What is expected:
Repeat precisely, and only, the lines between the line containing "Give me a plain-text" and the end of the listing below, both ends included.

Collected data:
┄┄┄┄┄┄┄┄┄┄┄┄┄┄┄┄┄┄┄┄
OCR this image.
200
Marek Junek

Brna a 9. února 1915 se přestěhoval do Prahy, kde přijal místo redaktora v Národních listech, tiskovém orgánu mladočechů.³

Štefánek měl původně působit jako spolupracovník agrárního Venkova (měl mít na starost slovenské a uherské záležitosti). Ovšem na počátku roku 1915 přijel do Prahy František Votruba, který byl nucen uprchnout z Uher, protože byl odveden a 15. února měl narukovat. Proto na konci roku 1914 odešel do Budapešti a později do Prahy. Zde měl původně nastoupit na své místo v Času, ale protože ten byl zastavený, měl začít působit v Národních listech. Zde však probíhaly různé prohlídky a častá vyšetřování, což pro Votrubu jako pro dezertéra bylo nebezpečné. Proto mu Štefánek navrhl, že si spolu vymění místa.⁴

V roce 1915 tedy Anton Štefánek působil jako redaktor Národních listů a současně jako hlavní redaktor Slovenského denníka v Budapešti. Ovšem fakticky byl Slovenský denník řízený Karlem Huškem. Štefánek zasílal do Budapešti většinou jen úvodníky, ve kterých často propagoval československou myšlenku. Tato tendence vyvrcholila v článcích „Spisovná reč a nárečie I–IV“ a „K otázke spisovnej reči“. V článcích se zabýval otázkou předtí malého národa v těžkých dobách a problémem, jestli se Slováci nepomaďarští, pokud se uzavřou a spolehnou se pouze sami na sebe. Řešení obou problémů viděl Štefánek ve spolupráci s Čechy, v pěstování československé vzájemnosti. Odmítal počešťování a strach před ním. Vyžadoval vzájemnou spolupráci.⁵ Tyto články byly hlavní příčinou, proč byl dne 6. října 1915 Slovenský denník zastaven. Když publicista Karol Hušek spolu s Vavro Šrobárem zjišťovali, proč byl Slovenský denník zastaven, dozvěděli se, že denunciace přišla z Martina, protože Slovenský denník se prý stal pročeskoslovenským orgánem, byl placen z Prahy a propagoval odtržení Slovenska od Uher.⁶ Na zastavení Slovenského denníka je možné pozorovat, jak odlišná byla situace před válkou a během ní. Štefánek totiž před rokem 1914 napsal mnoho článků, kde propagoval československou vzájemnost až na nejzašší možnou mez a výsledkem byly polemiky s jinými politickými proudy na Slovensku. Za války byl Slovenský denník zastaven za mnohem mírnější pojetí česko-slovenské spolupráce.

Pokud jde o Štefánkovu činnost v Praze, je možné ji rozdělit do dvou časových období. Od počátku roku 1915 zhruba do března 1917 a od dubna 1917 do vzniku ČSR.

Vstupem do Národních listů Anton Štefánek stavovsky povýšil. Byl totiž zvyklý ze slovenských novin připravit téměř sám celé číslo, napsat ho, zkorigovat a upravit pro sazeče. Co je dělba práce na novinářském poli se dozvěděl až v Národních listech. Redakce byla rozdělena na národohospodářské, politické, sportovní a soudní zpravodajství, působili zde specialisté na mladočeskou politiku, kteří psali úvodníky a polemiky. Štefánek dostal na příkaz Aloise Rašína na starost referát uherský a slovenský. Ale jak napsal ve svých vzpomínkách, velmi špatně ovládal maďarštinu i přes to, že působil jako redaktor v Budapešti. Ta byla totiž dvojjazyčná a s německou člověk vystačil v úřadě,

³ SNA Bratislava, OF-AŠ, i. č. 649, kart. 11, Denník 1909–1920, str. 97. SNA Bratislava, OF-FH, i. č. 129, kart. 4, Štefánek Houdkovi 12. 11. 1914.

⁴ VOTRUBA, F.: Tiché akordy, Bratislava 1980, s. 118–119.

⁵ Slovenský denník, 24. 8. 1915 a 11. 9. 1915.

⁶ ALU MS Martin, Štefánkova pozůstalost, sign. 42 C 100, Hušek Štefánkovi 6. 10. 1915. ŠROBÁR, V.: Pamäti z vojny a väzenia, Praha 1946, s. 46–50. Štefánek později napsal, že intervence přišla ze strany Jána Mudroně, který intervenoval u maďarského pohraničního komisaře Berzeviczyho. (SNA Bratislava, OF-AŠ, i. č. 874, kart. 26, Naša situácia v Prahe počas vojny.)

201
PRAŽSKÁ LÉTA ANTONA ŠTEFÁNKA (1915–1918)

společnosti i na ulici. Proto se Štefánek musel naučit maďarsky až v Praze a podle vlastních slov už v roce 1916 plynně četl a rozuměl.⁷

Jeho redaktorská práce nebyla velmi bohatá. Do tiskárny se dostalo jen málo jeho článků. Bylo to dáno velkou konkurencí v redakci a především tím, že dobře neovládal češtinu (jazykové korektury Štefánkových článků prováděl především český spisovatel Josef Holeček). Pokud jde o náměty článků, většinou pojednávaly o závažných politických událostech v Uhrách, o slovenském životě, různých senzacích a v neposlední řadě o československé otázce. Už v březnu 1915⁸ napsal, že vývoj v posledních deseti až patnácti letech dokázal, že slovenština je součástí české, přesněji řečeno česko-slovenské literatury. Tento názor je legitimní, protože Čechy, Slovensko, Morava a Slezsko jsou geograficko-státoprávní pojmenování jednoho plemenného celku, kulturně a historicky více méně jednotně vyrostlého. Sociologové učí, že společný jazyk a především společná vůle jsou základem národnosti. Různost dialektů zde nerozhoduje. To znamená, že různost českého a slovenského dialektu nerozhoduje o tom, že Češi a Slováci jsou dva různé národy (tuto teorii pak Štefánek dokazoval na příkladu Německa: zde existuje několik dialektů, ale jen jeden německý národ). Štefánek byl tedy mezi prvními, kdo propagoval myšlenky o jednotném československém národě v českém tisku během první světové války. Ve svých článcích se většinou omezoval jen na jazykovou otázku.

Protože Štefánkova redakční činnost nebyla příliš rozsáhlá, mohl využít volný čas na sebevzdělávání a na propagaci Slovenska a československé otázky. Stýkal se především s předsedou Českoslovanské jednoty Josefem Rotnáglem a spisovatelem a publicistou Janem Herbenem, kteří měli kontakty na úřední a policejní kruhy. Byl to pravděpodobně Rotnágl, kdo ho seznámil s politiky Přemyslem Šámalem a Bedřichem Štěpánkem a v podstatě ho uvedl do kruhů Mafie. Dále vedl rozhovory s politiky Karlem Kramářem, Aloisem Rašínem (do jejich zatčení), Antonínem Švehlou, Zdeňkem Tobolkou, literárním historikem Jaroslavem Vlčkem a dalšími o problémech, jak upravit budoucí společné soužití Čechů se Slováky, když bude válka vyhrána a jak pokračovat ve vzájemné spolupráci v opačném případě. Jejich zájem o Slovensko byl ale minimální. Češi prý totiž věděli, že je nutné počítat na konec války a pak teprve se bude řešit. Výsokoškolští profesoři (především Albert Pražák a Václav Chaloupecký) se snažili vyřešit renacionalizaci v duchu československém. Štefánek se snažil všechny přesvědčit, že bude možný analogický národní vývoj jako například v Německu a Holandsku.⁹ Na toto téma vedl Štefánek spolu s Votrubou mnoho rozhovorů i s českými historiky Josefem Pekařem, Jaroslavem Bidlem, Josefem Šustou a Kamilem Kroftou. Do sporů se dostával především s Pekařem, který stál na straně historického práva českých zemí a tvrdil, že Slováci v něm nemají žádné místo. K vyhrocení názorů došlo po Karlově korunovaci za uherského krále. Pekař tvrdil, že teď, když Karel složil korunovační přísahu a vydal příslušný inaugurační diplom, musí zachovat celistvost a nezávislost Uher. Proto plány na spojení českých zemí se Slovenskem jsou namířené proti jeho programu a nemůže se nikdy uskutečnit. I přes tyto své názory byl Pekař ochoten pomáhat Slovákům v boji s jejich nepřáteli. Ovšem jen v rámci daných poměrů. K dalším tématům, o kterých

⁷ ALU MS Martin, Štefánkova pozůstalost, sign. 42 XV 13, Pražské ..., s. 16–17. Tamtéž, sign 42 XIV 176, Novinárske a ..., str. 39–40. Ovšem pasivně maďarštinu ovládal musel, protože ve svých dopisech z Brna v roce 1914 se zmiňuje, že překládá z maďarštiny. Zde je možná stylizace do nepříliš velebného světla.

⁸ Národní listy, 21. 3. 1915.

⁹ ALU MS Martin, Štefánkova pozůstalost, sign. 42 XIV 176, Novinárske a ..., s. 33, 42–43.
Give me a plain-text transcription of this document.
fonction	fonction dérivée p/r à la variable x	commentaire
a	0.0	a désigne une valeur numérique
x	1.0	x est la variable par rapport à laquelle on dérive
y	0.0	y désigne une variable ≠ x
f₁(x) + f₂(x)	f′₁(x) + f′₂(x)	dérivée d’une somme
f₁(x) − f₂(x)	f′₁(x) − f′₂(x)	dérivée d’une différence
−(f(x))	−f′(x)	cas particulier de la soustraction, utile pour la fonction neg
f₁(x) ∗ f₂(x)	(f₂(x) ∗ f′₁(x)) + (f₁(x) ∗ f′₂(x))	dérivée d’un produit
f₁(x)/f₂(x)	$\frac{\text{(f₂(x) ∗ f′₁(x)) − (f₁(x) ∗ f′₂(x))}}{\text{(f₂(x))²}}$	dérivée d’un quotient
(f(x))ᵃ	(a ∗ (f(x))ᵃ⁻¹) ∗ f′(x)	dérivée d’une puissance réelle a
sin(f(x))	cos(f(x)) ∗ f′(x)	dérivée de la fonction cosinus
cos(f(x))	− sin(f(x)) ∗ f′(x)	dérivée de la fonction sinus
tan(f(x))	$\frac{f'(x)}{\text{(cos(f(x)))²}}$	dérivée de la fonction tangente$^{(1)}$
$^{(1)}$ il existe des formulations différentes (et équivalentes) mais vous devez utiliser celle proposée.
┄┄┄┄┄┄┄┄┄┄┄┄┄┄┄┄┄┄┄┄
Solution below:
Give me a plain-text transcription of this document.
fonction	fonction dérivée p/r à la variable x	commentaire
a	0.0	a désigne une valeur numérique
x	1.0	x est la variable par rapport à laquelle on dérive
y	0.0	y désigne une variable ≠ x
f₁(x) + f₂(x)	f′₁(x) + f′₂(x)	dérivée d’une somme
f₁(x) − f₂(x)	f′₁(x) − f′₂(x)	dérivée d’une différence
−(f(x))	−f′(x)	cas particulier de la soustraction, utile pour la fonction neg
f₁(x) ∗ f₂(x)	(f₂(x) ∗ f′₁(x)) + (f₁(x) ∗ f′₂(x))	dérivée d’un produit
f₁(x)/f₂(x)	$\frac{\text{(f₂(x) ∗ f′₁(x)) − (f₁(x) ∗ f′₂(x))}}{\text{(f₂(x))²}}$	dérivée d’un quotient
(f(x))ᵃ	(a ∗ (f(x))ᵃ⁻¹) ∗ f′(x)	dérivée d’une puissance réelle a
sin(f(x))	cos(f(x)) ∗ f′(x)	dérivée de la fonction cosinus
cos(f(x))	− sin(f(x)) ∗ f′(x)	dérivée de la fonction sinus
tan(f(x))	$\frac{f'(x)}{\text{(cos(f(x)))²}}$	dérivée de la fonction tangente$^{(1)}$
$^{(1)}$ il existe des formulations différentes (et équivalentes) mais vous devez utiliser celle proposée.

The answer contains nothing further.